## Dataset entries
** begin **

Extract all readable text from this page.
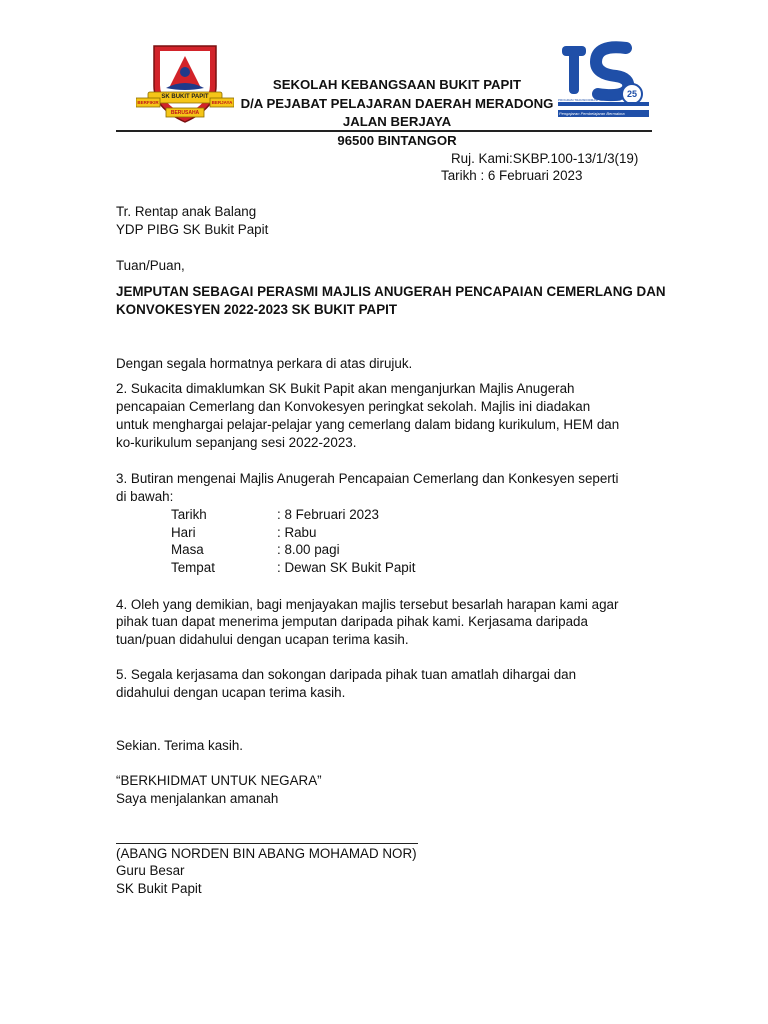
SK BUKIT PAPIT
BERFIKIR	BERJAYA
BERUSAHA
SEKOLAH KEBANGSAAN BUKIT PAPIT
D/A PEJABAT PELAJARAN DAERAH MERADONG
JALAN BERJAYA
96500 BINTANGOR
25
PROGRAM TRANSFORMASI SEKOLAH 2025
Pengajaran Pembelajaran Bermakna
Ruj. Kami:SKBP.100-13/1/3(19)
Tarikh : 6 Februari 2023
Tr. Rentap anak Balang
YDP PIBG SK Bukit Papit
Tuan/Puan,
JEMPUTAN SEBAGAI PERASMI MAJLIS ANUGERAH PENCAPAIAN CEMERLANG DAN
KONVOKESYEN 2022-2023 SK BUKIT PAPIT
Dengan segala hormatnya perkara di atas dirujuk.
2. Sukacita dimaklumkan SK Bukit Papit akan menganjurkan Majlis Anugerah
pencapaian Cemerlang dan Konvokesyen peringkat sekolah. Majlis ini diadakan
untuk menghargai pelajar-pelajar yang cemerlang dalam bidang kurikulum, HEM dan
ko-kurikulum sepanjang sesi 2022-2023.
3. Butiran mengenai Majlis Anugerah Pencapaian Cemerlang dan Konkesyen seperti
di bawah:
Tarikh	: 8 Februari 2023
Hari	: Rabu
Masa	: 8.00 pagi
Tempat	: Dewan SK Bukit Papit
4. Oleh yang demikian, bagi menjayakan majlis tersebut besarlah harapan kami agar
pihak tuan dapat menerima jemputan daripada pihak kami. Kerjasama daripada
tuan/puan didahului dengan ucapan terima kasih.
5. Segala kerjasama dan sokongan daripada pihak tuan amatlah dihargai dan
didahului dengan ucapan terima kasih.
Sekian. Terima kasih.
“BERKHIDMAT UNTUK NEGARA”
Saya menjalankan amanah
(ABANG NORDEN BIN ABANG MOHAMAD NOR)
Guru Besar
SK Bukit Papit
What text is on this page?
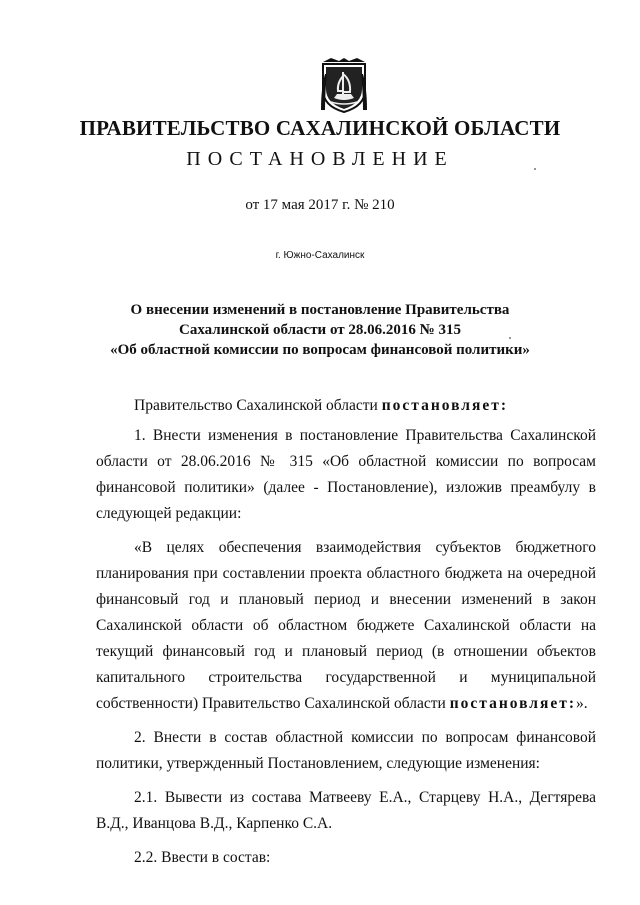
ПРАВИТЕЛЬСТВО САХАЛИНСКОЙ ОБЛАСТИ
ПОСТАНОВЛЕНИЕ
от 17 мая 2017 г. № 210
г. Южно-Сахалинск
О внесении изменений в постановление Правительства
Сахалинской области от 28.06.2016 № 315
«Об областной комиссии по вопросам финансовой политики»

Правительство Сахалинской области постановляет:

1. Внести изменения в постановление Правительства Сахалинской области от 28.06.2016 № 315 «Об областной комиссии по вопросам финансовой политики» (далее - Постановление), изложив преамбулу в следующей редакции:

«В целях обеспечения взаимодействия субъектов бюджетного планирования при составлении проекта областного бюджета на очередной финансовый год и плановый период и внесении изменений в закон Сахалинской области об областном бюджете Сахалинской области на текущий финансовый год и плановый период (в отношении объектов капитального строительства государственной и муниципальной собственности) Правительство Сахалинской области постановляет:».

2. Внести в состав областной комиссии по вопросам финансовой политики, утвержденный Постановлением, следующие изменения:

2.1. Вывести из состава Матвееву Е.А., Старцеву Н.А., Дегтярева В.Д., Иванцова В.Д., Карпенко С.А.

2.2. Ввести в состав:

** end **
** begin **

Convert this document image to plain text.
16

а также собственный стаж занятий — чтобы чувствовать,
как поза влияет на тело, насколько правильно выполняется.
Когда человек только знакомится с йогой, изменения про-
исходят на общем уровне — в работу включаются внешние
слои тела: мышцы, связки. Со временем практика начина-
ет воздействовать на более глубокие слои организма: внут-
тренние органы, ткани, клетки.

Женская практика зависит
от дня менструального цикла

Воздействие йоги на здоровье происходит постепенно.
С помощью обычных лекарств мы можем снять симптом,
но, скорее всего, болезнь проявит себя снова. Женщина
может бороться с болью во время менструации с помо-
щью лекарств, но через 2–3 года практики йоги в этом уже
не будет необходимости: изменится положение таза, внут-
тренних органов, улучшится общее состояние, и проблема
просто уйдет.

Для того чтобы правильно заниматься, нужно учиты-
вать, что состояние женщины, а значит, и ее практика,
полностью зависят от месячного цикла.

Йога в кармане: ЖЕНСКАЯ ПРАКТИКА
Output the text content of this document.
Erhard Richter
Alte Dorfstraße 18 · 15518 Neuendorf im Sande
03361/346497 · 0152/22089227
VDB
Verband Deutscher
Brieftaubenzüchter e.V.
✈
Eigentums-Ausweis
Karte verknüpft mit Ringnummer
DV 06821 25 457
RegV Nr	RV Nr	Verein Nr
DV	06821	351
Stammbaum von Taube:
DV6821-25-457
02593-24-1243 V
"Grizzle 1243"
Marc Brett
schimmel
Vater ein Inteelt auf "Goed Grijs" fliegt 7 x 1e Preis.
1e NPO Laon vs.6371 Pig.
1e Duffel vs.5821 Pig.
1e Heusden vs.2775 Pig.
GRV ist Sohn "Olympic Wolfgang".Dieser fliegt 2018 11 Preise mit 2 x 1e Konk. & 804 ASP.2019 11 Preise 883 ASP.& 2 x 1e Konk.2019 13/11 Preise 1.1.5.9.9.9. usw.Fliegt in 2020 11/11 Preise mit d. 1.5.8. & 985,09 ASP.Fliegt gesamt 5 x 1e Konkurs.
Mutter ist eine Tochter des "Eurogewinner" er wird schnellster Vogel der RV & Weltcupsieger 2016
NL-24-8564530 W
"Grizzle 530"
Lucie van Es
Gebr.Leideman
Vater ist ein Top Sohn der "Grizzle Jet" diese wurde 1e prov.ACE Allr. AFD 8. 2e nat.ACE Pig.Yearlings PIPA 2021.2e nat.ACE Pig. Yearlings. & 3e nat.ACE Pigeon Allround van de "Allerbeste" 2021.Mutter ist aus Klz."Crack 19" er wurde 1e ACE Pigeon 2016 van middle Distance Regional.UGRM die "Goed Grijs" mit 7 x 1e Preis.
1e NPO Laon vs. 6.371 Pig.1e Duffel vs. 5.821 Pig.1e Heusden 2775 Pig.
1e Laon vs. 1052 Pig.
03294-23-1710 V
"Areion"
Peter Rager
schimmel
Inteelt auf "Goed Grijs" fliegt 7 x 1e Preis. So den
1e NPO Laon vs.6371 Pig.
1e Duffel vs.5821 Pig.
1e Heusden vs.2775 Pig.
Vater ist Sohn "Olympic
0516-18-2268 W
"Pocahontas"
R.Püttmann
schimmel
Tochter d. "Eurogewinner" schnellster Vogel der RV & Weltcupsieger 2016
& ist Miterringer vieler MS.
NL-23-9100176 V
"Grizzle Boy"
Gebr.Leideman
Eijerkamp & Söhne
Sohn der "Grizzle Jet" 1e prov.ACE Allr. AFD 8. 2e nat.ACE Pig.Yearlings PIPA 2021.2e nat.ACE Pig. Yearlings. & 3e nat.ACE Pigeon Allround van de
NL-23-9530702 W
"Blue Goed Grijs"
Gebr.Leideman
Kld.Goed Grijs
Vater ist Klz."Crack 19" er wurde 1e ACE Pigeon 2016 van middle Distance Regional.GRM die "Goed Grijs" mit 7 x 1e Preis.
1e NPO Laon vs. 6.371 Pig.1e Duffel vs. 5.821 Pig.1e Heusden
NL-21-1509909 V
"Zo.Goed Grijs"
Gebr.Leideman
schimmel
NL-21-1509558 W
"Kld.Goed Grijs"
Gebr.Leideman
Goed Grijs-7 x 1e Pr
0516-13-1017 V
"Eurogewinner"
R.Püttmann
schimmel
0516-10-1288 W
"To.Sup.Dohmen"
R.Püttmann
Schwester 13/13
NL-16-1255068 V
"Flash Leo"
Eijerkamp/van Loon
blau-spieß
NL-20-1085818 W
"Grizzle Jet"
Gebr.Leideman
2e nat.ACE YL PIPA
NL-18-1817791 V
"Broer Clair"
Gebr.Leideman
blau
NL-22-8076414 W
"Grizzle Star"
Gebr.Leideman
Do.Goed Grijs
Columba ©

** end **
** begin **

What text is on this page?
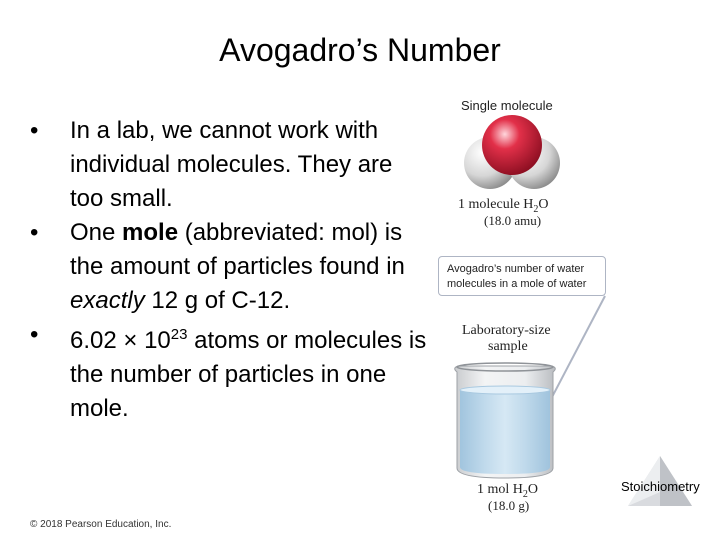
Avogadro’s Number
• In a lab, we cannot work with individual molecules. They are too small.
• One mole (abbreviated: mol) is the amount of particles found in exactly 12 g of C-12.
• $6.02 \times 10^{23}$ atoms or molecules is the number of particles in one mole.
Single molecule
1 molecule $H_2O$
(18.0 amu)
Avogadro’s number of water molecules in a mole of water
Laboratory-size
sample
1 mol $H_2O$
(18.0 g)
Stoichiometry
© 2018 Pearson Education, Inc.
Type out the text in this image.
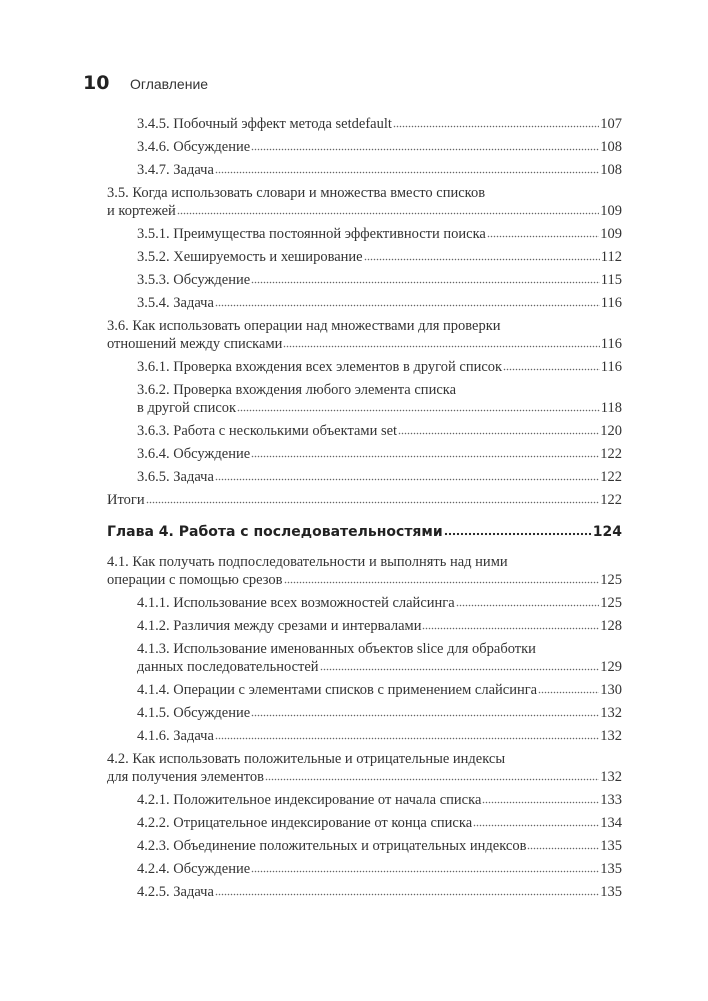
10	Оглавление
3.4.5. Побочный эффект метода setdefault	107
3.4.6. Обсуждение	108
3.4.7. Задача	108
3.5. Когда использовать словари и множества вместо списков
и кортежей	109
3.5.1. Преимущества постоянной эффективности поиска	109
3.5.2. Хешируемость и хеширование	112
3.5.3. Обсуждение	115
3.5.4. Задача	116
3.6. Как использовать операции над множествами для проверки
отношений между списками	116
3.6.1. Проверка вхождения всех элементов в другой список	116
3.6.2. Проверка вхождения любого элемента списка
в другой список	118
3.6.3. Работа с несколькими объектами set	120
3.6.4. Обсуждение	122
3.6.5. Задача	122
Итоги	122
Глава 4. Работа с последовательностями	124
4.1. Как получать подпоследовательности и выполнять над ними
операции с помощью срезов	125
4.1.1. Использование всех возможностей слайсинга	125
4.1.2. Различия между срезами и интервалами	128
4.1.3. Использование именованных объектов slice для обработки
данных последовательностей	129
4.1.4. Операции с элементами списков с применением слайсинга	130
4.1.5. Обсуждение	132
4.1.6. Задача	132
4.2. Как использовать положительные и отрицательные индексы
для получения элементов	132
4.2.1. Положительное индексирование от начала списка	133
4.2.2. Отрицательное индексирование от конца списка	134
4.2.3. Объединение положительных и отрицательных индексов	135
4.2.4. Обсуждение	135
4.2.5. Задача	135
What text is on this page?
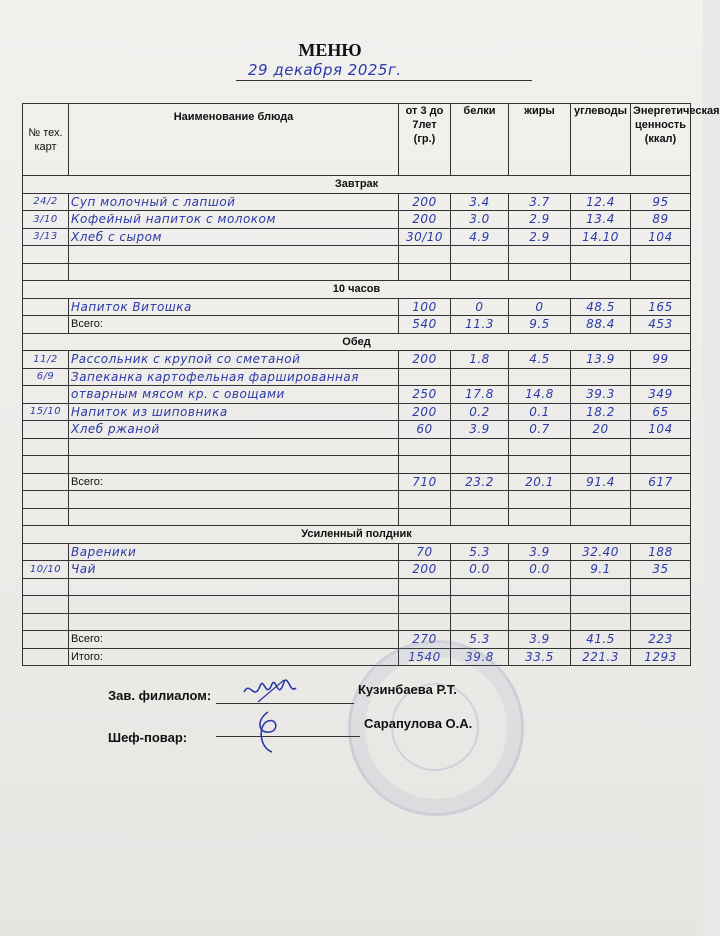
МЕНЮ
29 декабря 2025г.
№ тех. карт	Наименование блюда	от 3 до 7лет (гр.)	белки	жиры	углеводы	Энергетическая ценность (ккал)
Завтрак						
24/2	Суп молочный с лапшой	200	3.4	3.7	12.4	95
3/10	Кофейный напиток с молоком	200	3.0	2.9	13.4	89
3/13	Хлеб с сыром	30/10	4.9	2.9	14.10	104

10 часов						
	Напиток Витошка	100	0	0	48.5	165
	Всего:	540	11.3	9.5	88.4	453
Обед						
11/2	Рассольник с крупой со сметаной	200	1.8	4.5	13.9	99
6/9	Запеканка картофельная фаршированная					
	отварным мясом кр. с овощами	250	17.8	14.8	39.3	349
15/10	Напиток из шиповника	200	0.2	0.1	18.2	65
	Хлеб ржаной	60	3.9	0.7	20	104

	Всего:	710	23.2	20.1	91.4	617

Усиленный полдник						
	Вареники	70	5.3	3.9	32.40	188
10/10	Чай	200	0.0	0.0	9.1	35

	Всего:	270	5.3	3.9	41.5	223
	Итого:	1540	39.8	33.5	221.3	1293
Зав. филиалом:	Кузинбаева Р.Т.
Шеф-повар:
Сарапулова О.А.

** end **

## Aim of the exercise
Return from the data every line that holds "вхождения".

## Exercise solution
3.6.1. Проверка вхождения всех элементов в другой список	116
3.6.2. Проверка вхождения любого элемента списка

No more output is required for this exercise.